▶ [WHAT YOU HAVE TO DO]: Reproduce the records below in full and without edits, omitting images.

▶ [SUPPLIED INFORMATION]:
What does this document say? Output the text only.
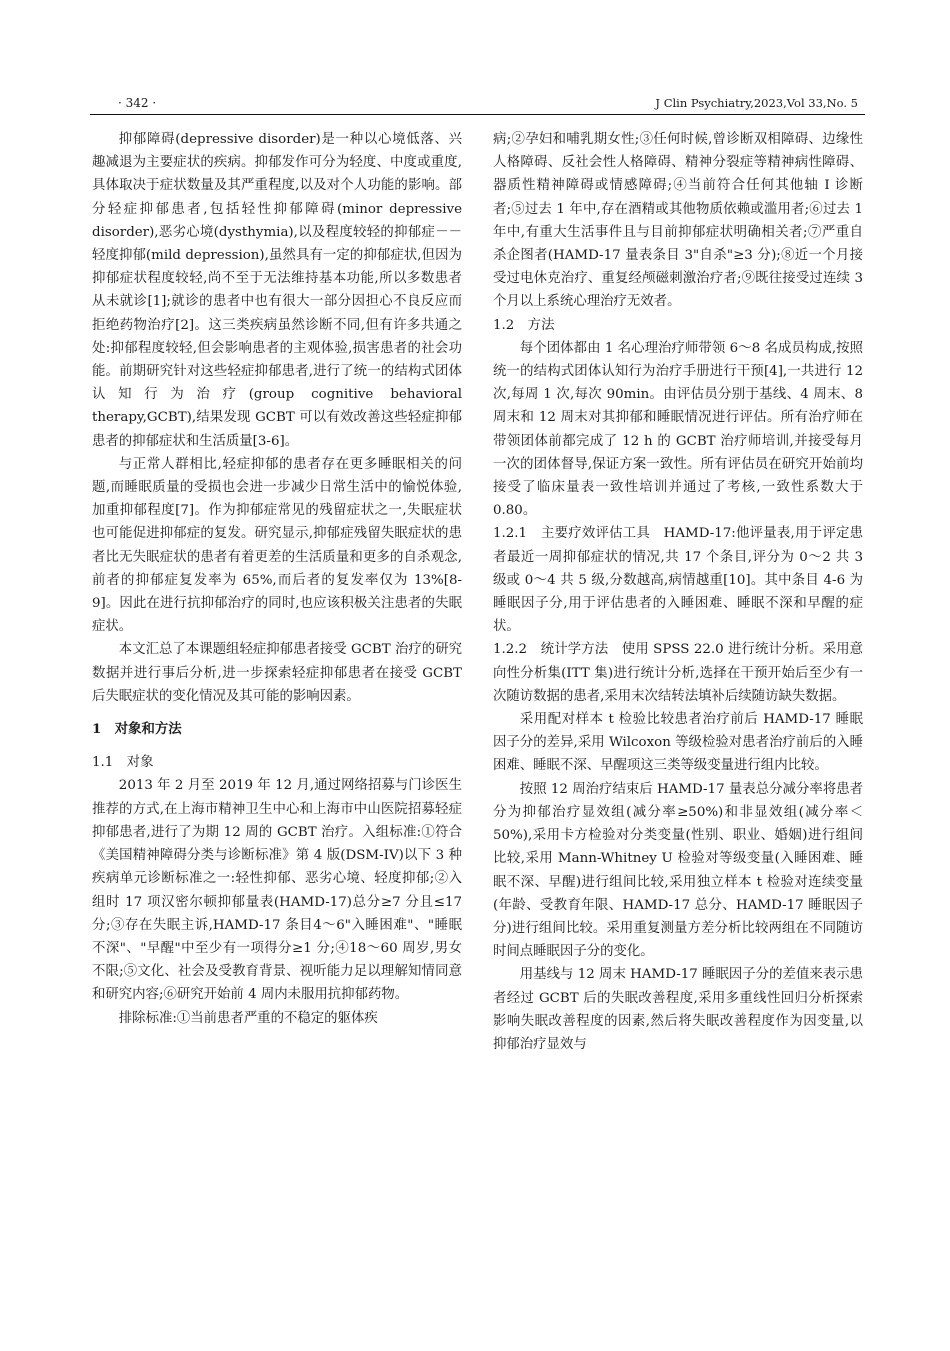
· 342 ·	J Clin Psychiatry,2023,Vol 33,No. 5

抑郁障碍(depressive disorder)是一种以心境低落、兴趣减退为主要症状的疾病。抑郁发作可分为轻度、中度或重度,具体取决于症状数量及其严重程度,以及对个人功能的影响。部分轻症抑郁患者,包括轻性抑郁障碍(minor depressive disorder),恶劣心境(dysthymia),以及程度较轻的抑郁症－－轻度抑郁(mild depression),虽然具有一定的抑郁症状,但因为抑郁症状程度较轻,尚不至于无法维持基本功能,所以多数患者从未就诊[1];就诊的患者中也有很大一部分因担心不良反应而拒绝药物治疗[2]。这三类疾病虽然诊断不同,但有许多共通之处:抑郁程度较轻,但会影响患者的主观体验,损害患者的社会功能。前期研究针对这些轻症抑郁患者,进行了统一的结构式团体认知行为治疗(group cognitive behavioral therapy,GCBT),结果发现 GCBT 可以有效改善这些轻症抑郁患者的抑郁症状和生活质量[3-6]。

与正常人群相比,轻症抑郁的患者存在更多睡眠相关的问题,而睡眠质量的受损也会进一步减少日常生活中的愉悦体验,加重抑郁程度[7]。作为抑郁症常见的残留症状之一,失眠症状也可能促进抑郁症的复发。研究显示,抑郁症残留失眠症状的患者比无失眠症状的患者有着更差的生活质量和更多的自杀观念,前者的抑郁症复发率为 65%,而后者的复发率仅为 13%[8-9]。因此在进行抗抑郁治疗的同时,也应该积极关注患者的失眠症状。

本文汇总了本课题组轻症抑郁患者接受 GCBT 治疗的研究数据并进行事后分析,进一步探索轻症抑郁患者在接受 GCBT 后失眠症状的变化情况及其可能的影响因素。

1　对象和方法

1.1　对象

2013 年 2 月至 2019 年 12 月,通过网络招募与门诊医生推荐的方式,在上海市精神卫生中心和上海市中山医院招募轻症抑郁患者,进行了为期 12 周的 GCBT 治疗。入组标准:①符合《美国精神障碍分类与诊断标准》第 4 版(DSM-IV)以下 3 种疾病单元诊断标准之一:轻性抑郁、恶劣心境、轻度抑郁;②入组时 17 项汉密尔顿抑郁量表(HAMD-17)总分≥7 分且≤17 分;③存在失眠主诉,HAMD-17 条目4～6"入睡困难"、"睡眠不深"、"早醒"中至少有一项得分≥1 分;④18～60 周岁,男女不限;⑤文化、社会及受教育背景、视听能力足以理解知情同意和研究内容;⑥研究开始前 4 周内未服用抗抑郁药物。

排除标准:①当前患者严重的不稳定的躯体疾

病;②孕妇和哺乳期女性;③任何时候,曾诊断双相障碍、边缘性人格障碍、反社会性人格障碍、精神分裂症等精神病性障碍、器质性精神障碍或情感障碍;④当前符合任何其他轴 I 诊断者;⑤过去 1 年中,存在酒精或其他物质依赖或滥用者;⑥过去 1 年中,有重大生活事件且与目前抑郁症状明确相关者;⑦严重自杀企图者(HAMD-17 量表条目 3"自杀"≥3 分);⑧近一个月接受过电休克治疗、重复经颅磁刺激治疗者;⑨既往接受过连续 3 个月以上系统心理治疗无效者。

1.2　方法

每个团体都由 1 名心理治疗师带领 6～8 名成员构成,按照统一的结构式团体认知行为治疗手册进行干预[4],一共进行 12 次,每周 1 次,每次 90min。由评估员分别于基线、4 周末、8 周末和 12 周末对其抑郁和睡眠情况进行评估。所有治疗师在带领团体前都完成了 12 h 的 GCBT 治疗师培训,并接受每月一次的团体督导,保证方案一致性。所有评估员在研究开始前均接受了临床量表一致性培训并通过了考核,一致性系数大于 0.80。

1.2.1　主要疗效评估工具　HAMD-17:他评量表,用于评定患者最近一周抑郁症状的情况,共 17 个条目,评分为 0～2 共 3 级或 0～4 共 5 级,分数越高,病情越重[10]。其中条目 4-6 为睡眠因子分,用于评估患者的入睡困难、睡眠不深和早醒的症状。

1.2.2　统计学方法　使用 SPSS 22.0 进行统计分析。采用意向性分析集(ITT 集)进行统计分析,选择在干预开始后至少有一次随访数据的患者,采用末次结转法填补后续随访缺失数据。

采用配对样本 t 检验比较患者治疗前后 HAMD-17 睡眠因子分的差异,采用 Wilcoxon 等级检验对患者治疗前后的入睡困难、睡眠不深、早醒项这三类等级变量进行组内比较。

按照 12 周治疗结束后 HAMD-17 量表总分减分率将患者分为抑郁治疗显效组(减分率≥50%)和非显效组(减分率＜50%),采用卡方检验对分类变量(性别、职业、婚姻)进行组间比较,采用 Mann-Whitney U 检验对等级变量(入睡困难、睡眠不深、早醒)进行组间比较,采用独立样本 t 检验对连续变量(年龄、受教育年限、HAMD-17 总分、HAMD-17 睡眠因子分)进行组间比较。采用重复测量方差分析比较两组在不同随访时间点睡眠因子分的变化。

用基线与 12 周末 HAMD-17 睡眠因子分的差值来表示患者经过 GCBT 后的失眠改善程度,采用多重线性回归分析探索影响失眠改善程度的因素,然后将失眠改善程度作为因变量,以抑郁治疗显效与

▶ [RESULT]:
What does this document say? Output the text only.
· 342 ·	J Clin Psychiatry,2023,Vol 33,No. 5

抑郁障碍(depressive disorder)是一种以心境低落、兴趣减退为主要症状的疾病。抑郁发作可分为轻度、中度或重度,具体取决于症状数量及其严重程度,以及对个人功能的影响。部分轻症抑郁患者,包括轻性抑郁障碍(minor depressive disorder),恶劣心境(dysthymia),以及程度较轻的抑郁症－－轻度抑郁(mild depression),虽然具有一定的抑郁症状,但因为抑郁症状程度较轻,尚不至于无法维持基本功能,所以多数患者从未就诊[1];就诊的患者中也有很大一部分因担心不良反应而拒绝药物治疗[2]。这三类疾病虽然诊断不同,但有许多共通之处:抑郁程度较轻,但会影响患者的主观体验,损害患者的社会功能。前期研究针对这些轻症抑郁患者,进行了统一的结构式团体认知行为治疗(group cognitive behavioral therapy,GCBT),结果发现 GCBT 可以有效改善这些轻症抑郁患者的抑郁症状和生活质量[3-6]。

与正常人群相比,轻症抑郁的患者存在更多睡眠相关的问题,而睡眠质量的受损也会进一步减少日常生活中的愉悦体验,加重抑郁程度[7]。作为抑郁症常见的残留症状之一,失眠症状也可能促进抑郁症的复发。研究显示,抑郁症残留失眠症状的患者比无失眠症状的患者有着更差的生活质量和更多的自杀观念,前者的抑郁症复发率为 65%,而后者的复发率仅为 13%[8-9]。因此在进行抗抑郁治疗的同时,也应该积极关注患者的失眠症状。

本文汇总了本课题组轻症抑郁患者接受 GCBT 治疗的研究数据并进行事后分析,进一步探索轻症抑郁患者在接受 GCBT 后失眠症状的变化情况及其可能的影响因素。

1　对象和方法

1.1　对象

2013 年 2 月至 2019 年 12 月,通过网络招募与门诊医生推荐的方式,在上海市精神卫生中心和上海市中山医院招募轻症抑郁患者,进行了为期 12 周的 GCBT 治疗。入组标准:①符合《美国精神障碍分类与诊断标准》第 4 版(DSM-IV)以下 3 种疾病单元诊断标准之一:轻性抑郁、恶劣心境、轻度抑郁;②入组时 17 项汉密尔顿抑郁量表(HAMD-17)总分≥7 分且≤17 分;③存在失眠主诉,HAMD-17 条目4～6"入睡困难"、"睡眠不深"、"早醒"中至少有一项得分≥1 分;④18～60 周岁,男女不限;⑤文化、社会及受教育背景、视听能力足以理解知情同意和研究内容;⑥研究开始前 4 周内未服用抗抑郁药物。

排除标准:①当前患者严重的不稳定的躯体疾

病;②孕妇和哺乳期女性;③任何时候,曾诊断双相障碍、边缘性人格障碍、反社会性人格障碍、精神分裂症等精神病性障碍、器质性精神障碍或情感障碍;④当前符合任何其他轴 I 诊断者;⑤过去 1 年中,存在酒精或其他物质依赖或滥用者;⑥过去 1 年中,有重大生活事件且与目前抑郁症状明确相关者;⑦严重自杀企图者(HAMD-17 量表条目 3"自杀"≥3 分);⑧近一个月接受过电休克治疗、重复经颅磁刺激治疗者;⑨既往接受过连续 3 个月以上系统心理治疗无效者。

1.2　方法

每个团体都由 1 名心理治疗师带领 6～8 名成员构成,按照统一的结构式团体认知行为治疗手册进行干预[4],一共进行 12 次,每周 1 次,每次 90min。由评估员分别于基线、4 周末、8 周末和 12 周末对其抑郁和睡眠情况进行评估。所有治疗师在带领团体前都完成了 12 h 的 GCBT 治疗师培训,并接受每月一次的团体督导,保证方案一致性。所有评估员在研究开始前均接受了临床量表一致性培训并通过了考核,一致性系数大于 0.80。

1.2.1　主要疗效评估工具　HAMD-17:他评量表,用于评定患者最近一周抑郁症状的情况,共 17 个条目,评分为 0～2 共 3 级或 0～4 共 5 级,分数越高,病情越重[10]。其中条目 4-6 为睡眠因子分,用于评估患者的入睡困难、睡眠不深和早醒的症状。

1.2.2　统计学方法　使用 SPSS 22.0 进行统计分析。采用意向性分析集(ITT 集)进行统计分析,选择在干预开始后至少有一次随访数据的患者,采用末次结转法填补后续随访缺失数据。

采用配对样本 t 检验比较患者治疗前后 HAMD-17 睡眠因子分的差异,采用 Wilcoxon 等级检验对患者治疗前后的入睡困难、睡眠不深、早醒项这三类等级变量进行组内比较。

按照 12 周治疗结束后 HAMD-17 量表总分减分率将患者分为抑郁治疗显效组(减分率≥50%)和非显效组(减分率＜50%),采用卡方检验对分类变量(性别、职业、婚姻)进行组间比较,采用 Mann-Whitney U 检验对等级变量(入睡困难、睡眠不深、早醒)进行组间比较,采用独立样本 t 检验对连续变量(年龄、受教育年限、HAMD-17 总分、HAMD-17 睡眠因子分)进行组间比较。采用重复测量方差分析比较两组在不同随访时间点睡眠因子分的变化。

用基线与 12 周末 HAMD-17 睡眠因子分的差值来表示患者经过 GCBT 后的失眠改善程度,采用多重线性回归分析探索影响失眠改善程度的因素,然后将失眠改善程度作为因变量,以抑郁治疗显效与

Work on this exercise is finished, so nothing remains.